■ **What is needed**: Gather all lines in the entries below that include the word "Justin".

■ **Data to use**:

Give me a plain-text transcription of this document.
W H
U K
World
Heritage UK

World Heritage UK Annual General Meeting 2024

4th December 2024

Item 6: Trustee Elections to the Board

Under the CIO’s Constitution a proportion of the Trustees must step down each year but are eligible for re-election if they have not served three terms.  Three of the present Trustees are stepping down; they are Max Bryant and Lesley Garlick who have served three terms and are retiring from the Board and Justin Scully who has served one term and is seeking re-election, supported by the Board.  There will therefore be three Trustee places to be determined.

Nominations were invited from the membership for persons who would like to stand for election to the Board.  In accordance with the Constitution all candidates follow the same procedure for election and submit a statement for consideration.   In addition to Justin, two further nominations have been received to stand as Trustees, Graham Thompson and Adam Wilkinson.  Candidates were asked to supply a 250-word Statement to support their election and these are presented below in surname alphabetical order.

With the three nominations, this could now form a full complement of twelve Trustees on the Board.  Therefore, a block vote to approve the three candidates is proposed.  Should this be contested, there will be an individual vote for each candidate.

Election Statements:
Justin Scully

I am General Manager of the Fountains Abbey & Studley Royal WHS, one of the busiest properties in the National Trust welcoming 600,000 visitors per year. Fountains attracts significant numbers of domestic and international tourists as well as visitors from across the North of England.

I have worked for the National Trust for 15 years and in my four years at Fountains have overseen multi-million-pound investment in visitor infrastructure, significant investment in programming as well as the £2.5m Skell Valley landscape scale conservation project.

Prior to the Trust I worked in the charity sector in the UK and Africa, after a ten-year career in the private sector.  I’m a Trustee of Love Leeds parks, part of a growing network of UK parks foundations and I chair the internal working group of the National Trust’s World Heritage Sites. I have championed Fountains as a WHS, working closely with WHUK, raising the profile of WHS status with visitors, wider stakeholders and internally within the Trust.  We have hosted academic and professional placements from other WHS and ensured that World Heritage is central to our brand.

■ **Solution to the problem**:
Under the CIO’s Constitution a proportion of the Trustees must step down each year but are eligible for re-election if they have not served three terms.  Three of the present Trustees are stepping down; they are Max Bryant and Lesley Garlick who have served three terms and are retiring from the Board and Justin Scully who has served one term and is seeking re-election, supported by the Board.  There will therefore be three Trustee places to be determined.
Nominations were invited from the membership for persons who would like to stand for election to the Board.  In accordance with the Constitution all candidates follow the same procedure for election and submit a statement for consideration.   In addition to Justin, two further nominations have been received to stand as Trustees, Graham Thompson and Adam Wilkinson.  Candidates were asked to supply a 250-word Statement to support their election and these are presented below in surname alphabetical order.
Justin Scully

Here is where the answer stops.